→ **QUOTED PASSAGE**
= Bomber Brigade =

The Bomber Brigade (Brygada Bombowa) was a World War II unit of the Polish Air Force commanded by płk obs. Władysław Heller. It resisted the Invasion of Poland in 1939 as the main aerial reserve of the commander in chief and was used for bombing enemy units in central Poland. It was created just before the war and did not have time to reach full operational readiness. Its equipment consisted of 36 modern PZL.37 Łoś medium bombers, 50 older PZL.23 Karaś light bombers, as well as 21 support planes. It was organised into four squadrons, each in turn composed of two escadrilles. It was similar in make-up to the Pursuit Brigade.

- Polish 2nd Bomber Squadron (II Dywizjon Bombowy), commanded by mjr pil. Jan Biały
  - Polish 21st Bomber Escadrille (21. Eskadra Bombowa), commanded by kpt. obs. Jan Buczma
  - Polish 22nd Bomber Escadrille (22. Eskadra Bombowa), commanded by kpt. pil. Kazimierz Słowiński

- Polish 6th Bomber Squadron (VI Dywizjon Bombowy), commanded by mjr obs. Alfred Bartłomiej Peszke
  - Polish 64th Bomber Escadrille (64. Eskadra Bombowa), commanded by kpt. pil. Mieczysław Pronaszko
  - Polish 65th Bomber Escadrille (65. Eskadra Bombowa), commanded by kpt. pil. Maciej Piotrowski

- Polish 10th Bomber Squadron (X Dywizjon Bombowy), commanded by ppłk. pil. Józef Werakso
10th Bomber Squadron was previously called: "210 Dywizjon".
  - Polish 211th Bomber Escadrille (211. Eskadra Bombowa), commanded by kpt. obs. Franciszek Omylak
  - Polish 212th Bomber Escadrille (212. Eskadra Bombowa), commanded by kpt. pil. Stanisław Taras-Wołkowiński

- Polish 15th Bomber Squadron (XV Dywizjon Bombowy), commanded by kpt. pil. Stanisław Cwynar
15th Bomber Squadron was previously called: "215 Dywizjon".

Rows from a layout dataset:
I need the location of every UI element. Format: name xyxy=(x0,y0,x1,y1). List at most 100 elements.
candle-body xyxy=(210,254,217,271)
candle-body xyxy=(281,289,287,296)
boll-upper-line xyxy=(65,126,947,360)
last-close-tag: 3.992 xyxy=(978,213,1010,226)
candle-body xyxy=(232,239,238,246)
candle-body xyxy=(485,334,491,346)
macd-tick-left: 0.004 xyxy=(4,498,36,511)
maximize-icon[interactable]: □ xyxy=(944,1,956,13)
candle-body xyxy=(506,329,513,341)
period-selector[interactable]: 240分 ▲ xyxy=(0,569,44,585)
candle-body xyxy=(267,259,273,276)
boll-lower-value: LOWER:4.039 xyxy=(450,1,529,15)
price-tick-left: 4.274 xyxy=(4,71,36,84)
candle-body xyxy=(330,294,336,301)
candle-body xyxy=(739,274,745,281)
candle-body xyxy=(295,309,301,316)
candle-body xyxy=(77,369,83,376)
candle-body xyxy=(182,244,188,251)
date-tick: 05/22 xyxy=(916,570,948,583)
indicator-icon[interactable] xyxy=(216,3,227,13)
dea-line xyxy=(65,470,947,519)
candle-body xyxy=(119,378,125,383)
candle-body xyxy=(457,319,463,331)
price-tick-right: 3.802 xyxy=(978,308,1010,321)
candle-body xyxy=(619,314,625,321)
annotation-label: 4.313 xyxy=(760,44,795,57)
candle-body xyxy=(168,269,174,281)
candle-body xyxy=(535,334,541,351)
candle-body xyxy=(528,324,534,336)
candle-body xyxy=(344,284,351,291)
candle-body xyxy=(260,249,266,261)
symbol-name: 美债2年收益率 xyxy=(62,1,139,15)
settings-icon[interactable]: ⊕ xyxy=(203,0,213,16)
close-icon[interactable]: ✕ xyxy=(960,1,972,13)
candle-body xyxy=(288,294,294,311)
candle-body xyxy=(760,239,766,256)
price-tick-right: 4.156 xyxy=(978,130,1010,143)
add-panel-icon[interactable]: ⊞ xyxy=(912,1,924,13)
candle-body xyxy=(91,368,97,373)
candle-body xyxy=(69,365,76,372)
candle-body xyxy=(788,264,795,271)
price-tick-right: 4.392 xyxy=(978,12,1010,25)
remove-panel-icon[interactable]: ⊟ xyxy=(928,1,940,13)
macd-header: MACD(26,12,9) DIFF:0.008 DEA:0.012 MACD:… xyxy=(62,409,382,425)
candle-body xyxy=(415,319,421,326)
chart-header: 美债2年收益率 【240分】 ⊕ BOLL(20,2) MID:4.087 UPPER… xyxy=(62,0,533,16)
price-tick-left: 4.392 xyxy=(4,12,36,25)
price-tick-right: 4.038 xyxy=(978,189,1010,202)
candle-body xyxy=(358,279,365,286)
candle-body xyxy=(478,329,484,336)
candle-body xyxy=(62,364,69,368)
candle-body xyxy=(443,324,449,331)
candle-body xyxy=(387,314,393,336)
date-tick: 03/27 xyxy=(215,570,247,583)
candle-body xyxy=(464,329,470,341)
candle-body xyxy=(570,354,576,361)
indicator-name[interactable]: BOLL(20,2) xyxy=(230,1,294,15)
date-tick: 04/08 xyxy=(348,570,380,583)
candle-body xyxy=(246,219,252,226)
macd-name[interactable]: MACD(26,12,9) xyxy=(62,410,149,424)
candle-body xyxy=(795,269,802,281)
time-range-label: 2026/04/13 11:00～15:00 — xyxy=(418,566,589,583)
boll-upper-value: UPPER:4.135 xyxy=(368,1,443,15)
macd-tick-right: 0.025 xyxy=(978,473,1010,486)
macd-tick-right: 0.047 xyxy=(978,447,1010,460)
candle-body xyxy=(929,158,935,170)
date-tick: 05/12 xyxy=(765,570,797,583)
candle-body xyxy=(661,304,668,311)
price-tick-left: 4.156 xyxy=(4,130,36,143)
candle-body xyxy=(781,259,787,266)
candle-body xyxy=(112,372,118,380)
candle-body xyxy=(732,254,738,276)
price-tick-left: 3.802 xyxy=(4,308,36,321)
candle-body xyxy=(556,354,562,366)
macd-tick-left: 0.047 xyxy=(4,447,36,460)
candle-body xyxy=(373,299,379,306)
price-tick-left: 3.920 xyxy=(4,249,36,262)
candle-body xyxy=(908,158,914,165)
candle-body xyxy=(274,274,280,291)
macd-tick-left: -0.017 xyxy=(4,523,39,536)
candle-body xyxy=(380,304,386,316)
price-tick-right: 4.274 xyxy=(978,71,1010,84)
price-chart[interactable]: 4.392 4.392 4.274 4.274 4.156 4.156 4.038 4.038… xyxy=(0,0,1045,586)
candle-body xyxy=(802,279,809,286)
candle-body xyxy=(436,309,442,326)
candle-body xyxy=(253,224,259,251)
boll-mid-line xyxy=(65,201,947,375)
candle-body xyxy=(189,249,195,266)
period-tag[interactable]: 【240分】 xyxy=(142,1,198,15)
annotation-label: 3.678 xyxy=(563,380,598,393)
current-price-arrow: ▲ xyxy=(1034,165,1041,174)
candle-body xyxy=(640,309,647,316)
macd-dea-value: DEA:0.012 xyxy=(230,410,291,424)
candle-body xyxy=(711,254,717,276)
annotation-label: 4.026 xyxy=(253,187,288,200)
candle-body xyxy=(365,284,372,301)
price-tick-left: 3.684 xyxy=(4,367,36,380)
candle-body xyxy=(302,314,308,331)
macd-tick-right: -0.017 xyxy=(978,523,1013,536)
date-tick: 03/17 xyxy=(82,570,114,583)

→ **GIVEN PROBLEM A**
Answer these about the Bomber Brigade text:
(i) How many PZL.37 Łoś medium bombers did the brigade have?
(ii) Who commanded the 64th Bomber Escadrille?
(iii) What was the 10th Bomber Squadron previously called?
→ **GIVEN PROBLEM B**
Carry the Bomber Brigade text on from its last line.
The data has no role in this.

→ **REPLY A**
(i) 36
(ii) kpt. pil. Mieczysław Pronaszko
(iii) "210 Dywizjon"

→ **REPLY B**
  - Polish 216th Bomber Escadrille (216. Eskadra Bombowa), commanded by kpt. obs. Władysław Dukszto
  - Polish 217th Bomber Escadrille (217. Eskadra Bombowa), commanded by kpt. obs. Eugeniusz Prusiecki

Some reports mention another Bomber Squadron called:
- Polish 20th Bomber Squadron (XX Dywizjon Bombowy)
20th Bomber Squadron was previously called: "220 Dywizjon".

- Polish 55th Independent Bomber Escadrille (55. Samodzielna Eskadra Bombowa), commanded by kpt. obs. Józef Skibiński
- Liaison platoon No. 4 (Pluton łącznikowy nr 4)
- Liaison platoon No. 12 (Pluton łącznikowy nr 12)

Another small Bomber unit was the Flight based at Dęblin, the Polish Air Force Training Academy. During the Invasion of Poland, their unit flew many operations using PZL.23 Karaś light bombers.

==Bibliography==
- Belcarz, Bartlomiej (2001). "White Eagles: The Aircraft, Men and Operations of the Polish Air Force 1918–1939"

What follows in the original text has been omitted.